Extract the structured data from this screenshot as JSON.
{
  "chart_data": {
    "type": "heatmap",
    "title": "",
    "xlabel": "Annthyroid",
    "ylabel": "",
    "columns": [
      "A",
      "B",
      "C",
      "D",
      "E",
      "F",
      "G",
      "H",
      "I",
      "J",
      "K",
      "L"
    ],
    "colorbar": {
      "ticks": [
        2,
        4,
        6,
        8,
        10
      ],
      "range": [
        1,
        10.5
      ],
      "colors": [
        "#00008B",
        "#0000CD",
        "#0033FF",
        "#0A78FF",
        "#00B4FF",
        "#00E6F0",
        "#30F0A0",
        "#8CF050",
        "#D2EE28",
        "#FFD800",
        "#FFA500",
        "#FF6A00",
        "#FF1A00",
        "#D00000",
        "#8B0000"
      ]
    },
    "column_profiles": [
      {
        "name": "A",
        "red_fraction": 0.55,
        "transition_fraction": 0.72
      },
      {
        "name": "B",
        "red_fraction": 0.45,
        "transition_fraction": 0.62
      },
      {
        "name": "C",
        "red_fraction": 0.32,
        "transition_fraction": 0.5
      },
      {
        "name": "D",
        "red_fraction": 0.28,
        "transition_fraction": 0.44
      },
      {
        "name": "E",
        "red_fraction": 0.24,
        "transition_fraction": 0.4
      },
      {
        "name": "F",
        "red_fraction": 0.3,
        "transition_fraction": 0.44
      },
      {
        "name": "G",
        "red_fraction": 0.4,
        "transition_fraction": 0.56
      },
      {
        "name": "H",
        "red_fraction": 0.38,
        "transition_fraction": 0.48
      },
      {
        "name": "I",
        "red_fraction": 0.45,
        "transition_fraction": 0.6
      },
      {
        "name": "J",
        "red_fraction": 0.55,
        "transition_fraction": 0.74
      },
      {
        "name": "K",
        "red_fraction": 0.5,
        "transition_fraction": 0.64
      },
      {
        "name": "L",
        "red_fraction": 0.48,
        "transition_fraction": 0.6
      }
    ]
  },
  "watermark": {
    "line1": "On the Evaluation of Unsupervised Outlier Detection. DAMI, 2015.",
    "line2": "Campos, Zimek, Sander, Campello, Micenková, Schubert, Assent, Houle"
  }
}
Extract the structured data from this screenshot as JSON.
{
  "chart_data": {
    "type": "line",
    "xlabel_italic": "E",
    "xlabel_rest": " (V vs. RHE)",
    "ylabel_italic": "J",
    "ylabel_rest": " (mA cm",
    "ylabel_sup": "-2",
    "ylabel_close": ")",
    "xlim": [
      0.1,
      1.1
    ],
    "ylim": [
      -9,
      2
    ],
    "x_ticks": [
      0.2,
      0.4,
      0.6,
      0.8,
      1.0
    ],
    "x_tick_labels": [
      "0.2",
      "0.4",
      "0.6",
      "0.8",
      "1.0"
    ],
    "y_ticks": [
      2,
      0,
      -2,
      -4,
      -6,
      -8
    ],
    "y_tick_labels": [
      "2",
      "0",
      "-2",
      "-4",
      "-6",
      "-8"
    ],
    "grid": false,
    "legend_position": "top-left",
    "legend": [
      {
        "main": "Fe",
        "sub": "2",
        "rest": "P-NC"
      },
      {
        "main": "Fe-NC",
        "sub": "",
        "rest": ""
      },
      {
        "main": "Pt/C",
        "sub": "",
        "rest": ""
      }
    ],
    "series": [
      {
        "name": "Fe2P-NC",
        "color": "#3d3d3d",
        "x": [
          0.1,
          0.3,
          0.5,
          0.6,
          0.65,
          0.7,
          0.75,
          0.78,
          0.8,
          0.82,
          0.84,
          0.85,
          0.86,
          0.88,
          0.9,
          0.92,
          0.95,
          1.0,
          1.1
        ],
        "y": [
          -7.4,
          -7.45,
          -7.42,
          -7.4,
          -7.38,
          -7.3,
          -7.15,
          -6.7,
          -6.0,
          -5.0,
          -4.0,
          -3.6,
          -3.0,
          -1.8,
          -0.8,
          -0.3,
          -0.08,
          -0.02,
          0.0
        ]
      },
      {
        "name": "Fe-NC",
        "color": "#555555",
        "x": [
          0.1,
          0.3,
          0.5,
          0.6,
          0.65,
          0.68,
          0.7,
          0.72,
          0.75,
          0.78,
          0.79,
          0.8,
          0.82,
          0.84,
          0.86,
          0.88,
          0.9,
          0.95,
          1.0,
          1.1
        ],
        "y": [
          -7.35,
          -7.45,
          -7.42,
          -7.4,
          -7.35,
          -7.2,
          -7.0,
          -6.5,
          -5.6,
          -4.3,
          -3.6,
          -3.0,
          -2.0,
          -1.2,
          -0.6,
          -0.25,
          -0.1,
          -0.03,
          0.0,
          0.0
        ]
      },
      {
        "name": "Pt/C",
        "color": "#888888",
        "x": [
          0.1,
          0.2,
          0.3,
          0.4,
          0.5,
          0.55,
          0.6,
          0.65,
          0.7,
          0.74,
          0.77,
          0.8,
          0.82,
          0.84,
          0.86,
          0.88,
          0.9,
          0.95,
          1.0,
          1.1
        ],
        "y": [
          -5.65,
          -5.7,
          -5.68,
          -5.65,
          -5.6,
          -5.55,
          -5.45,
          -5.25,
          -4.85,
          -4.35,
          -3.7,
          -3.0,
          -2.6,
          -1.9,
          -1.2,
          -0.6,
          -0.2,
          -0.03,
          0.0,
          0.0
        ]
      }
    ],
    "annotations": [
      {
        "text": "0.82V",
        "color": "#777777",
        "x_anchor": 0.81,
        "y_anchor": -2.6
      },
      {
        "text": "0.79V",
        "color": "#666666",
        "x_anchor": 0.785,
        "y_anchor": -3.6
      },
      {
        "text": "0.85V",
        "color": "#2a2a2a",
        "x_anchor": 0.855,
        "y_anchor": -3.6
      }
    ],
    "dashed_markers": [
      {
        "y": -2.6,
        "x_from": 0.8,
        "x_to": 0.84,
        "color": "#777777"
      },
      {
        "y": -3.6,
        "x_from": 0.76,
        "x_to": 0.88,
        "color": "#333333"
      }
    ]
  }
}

_ _ _ _ _

Set down all of the data above, word for word.

Extract the structured data from this screenshot as JSON.
{
  "chart_data": {
    "type": "heatmap",
    "title": "",
    "xlabel": "Annthyroid",
    "ylabel": "",
    "columns": [
      "A",
      "B",
      "C",
      "D",
      "E",
      "F",
      "G",
      "H",
      "I",
      "J",
      "K",
      "L"
    ],
    "colorbar": {
      "ticks": [
        2,
        4,
        6,
        8,
        10
      ],
      "range": [
        1,
        10.5
      ],
      "colors": [
        "#00008B",
        "#0000CD",
        "#0033FF",
        "#0A78FF",
        "#00B4FF",
        "#00E6F0",
        "#30F0A0",
        "#8CF050",
        "#D2EE28",
        "#FFD800",
        "#FFA500",
        "#FF6A00",
        "#FF1A00",
        "#D00000",
        "#8B0000"
      ]
    },
    "column_profiles": [
      {
        "name": "A",
        "red_fraction": 0.55,
        "transition_fraction": 0.72
      },
      {
        "name": "B",
        "red_fraction": 0.45,
        "transition_fraction": 0.62
      },
      {
        "name": "C",
        "red_fraction": 0.32,
        "transition_fraction": 0.5
      },
      {
        "name": "D",
        "red_fraction": 0.28,
        "transition_fraction": 0.44
      },
      {
        "name": "E",
        "red_fraction": 0.24,
        "transition_fraction": 0.4
      },
      {
        "name": "F",
        "red_fraction": 0.3,
        "transition_fraction": 0.44
      },
      {
        "name": "G",
        "red_fraction": 0.4,
        "transition_fraction": 0.56
      },
      {
        "name": "H",
        "red_fraction": 0.38,
        "transition_fraction": 0.48
      },
      {
        "name": "I",
        "red_fraction": 0.45,
        "transition_fraction": 0.6
      },
      {
        "name": "J",
        "red_fraction": 0.55,
        "transition_fraction": 0.74
      },
      {
        "name": "K",
        "red_fraction": 0.5,
        "transition_fraction": 0.64
      },
      {
        "name": "L",
        "red_fraction": 0.48,
        "transition_fraction": 0.6
      }
    ]
  },
  "watermark": {
    "line1": "On the Evaluation of Unsupervised Outlier Detection. DAMI, 2015.",
    "line2": "Campos, Zimek, Sander, Campello, Micenková, Schubert, Assent, Houle"
  }
}
Extract the structured data from this screenshot as JSON.
{
  "chart_data": {
    "type": "line",
    "xlabel_italic": "E",
    "xlabel_rest": " (V vs. RHE)",
    "ylabel_italic": "J",
    "ylabel_rest": " (mA cm",
    "ylabel_sup": "-2",
    "ylabel_close": ")",
    "xlim": [
      0.1,
      1.1
    ],
    "ylim": [
      -9,
      2
    ],
    "x_ticks": [
      0.2,
      0.4,
      0.6,
      0.8,
      1.0
    ],
    "x_tick_labels": [
      "0.2",
      "0.4",
      "0.6",
      "0.8",
      "1.0"
    ],
    "y_ticks": [
      2,
      0,
      -2,
      -4,
      -6,
      -8
    ],
    "y_tick_labels": [
      "2",
      "0",
      "-2",
      "-4",
      "-6",
      "-8"
    ],
    "grid": false,
    "legend_position": "top-left",
    "legend": [
      {
        "main": "Fe",
        "sub": "2",
        "rest": "P-NC"
      },
      {
        "main": "Fe-NC",
        "sub": "",
        "rest": ""
      },
      {
        "main": "Pt/C",
        "sub": "",
        "rest": ""
      }
    ],
    "series": [
      {
        "name": "Fe2P-NC",
        "color": "#3d3d3d",
        "x": [
          0.1,
          0.3,
          0.5,
          0.6,
          0.65,
          0.7,
          0.75,
          0.78,
          0.8,
          0.82,
          0.84,
          0.85,
          0.86,
          0.88,
          0.9,
          0.92,
          0.95,
          1.0,
          1.1
        ],
        "y": [
          -7.4,
          -7.45,
          -7.42,
          -7.4,
          -7.38,
          -7.3,
          -7.15,
          -6.7,
          -6.0,
          -5.0,
          -4.0,
          -3.6,
          -3.0,
          -1.8,
          -0.8,
          -0.3,
          -0.08,
          -0.02,
          0.0
        ]
      },
      {
        "name": "Fe-NC",
        "color": "#555555",
        "x": [
          0.1,
          0.3,
          0.5,
          0.6,
          0.65,
          0.68,
          0.7,
          0.72,
          0.75,
          0.78,
          0.79,
          0.8,
          0.82,
          0.84,
          0.86,
          0.88,
          0.9,
          0.95,
          1.0,
          1.1
        ],
        "y": [
          -7.35,
          -7.45,
          -7.42,
          -7.4,
          -7.35,
          -7.2,
          -7.0,
          -6.5,
          -5.6,
          -4.3,
          -3.6,
          -3.0,
          -2.0,
          -1.2,
          -0.6,
          -0.25,
          -0.1,
          -0.03,
          0.0,
          0.0
        ]
      },
      {
        "name": "Pt/C",
        "color": "#888888",
        "x": [
          0.1,
          0.2,
          0.3,
          0.4,
          0.5,
          0.55,
          0.6,
          0.65,
          0.7,
          0.74,
          0.77,
          0.8,
          0.82,
          0.84,
          0.86,
          0.88,
          0.9,
          0.95,
          1.0,
          1.1
        ],
        "y": [
          -5.65,
          -5.7,
          -5.68,
          -5.65,
          -5.6,
          -5.55,
          -5.45,
          -5.25,
          -4.85,
          -4.35,
          -3.7,
          -3.0,
          -2.6,
          -1.9,
          -1.2,
          -0.6,
          -0.2,
          -0.03,
          0.0,
          0.0
        ]
      }
    ],
    "annotations": [
      {
        "text": "0.82V",
        "color": "#777777",
        "x_anchor": 0.81,
        "y_anchor": -2.6
      },
      {
        "text": "0.79V",
        "color": "#666666",
        "x_anchor": 0.785,
        "y_anchor": -3.6
      },
      {
        "text": "0.85V",
        "color": "#2a2a2a",
        "x_anchor": 0.855,
        "y_anchor": -3.6
      }
    ],
    "dashed_markers": [
      {
        "y": -2.6,
        "x_from": 0.8,
        "x_to": 0.84,
        "color": "#777777"
      },
      {
        "y": -3.6,
        "x_from": 0.76,
        "x_to": 0.88,
        "color": "#333333"
      }
    ]
  }
}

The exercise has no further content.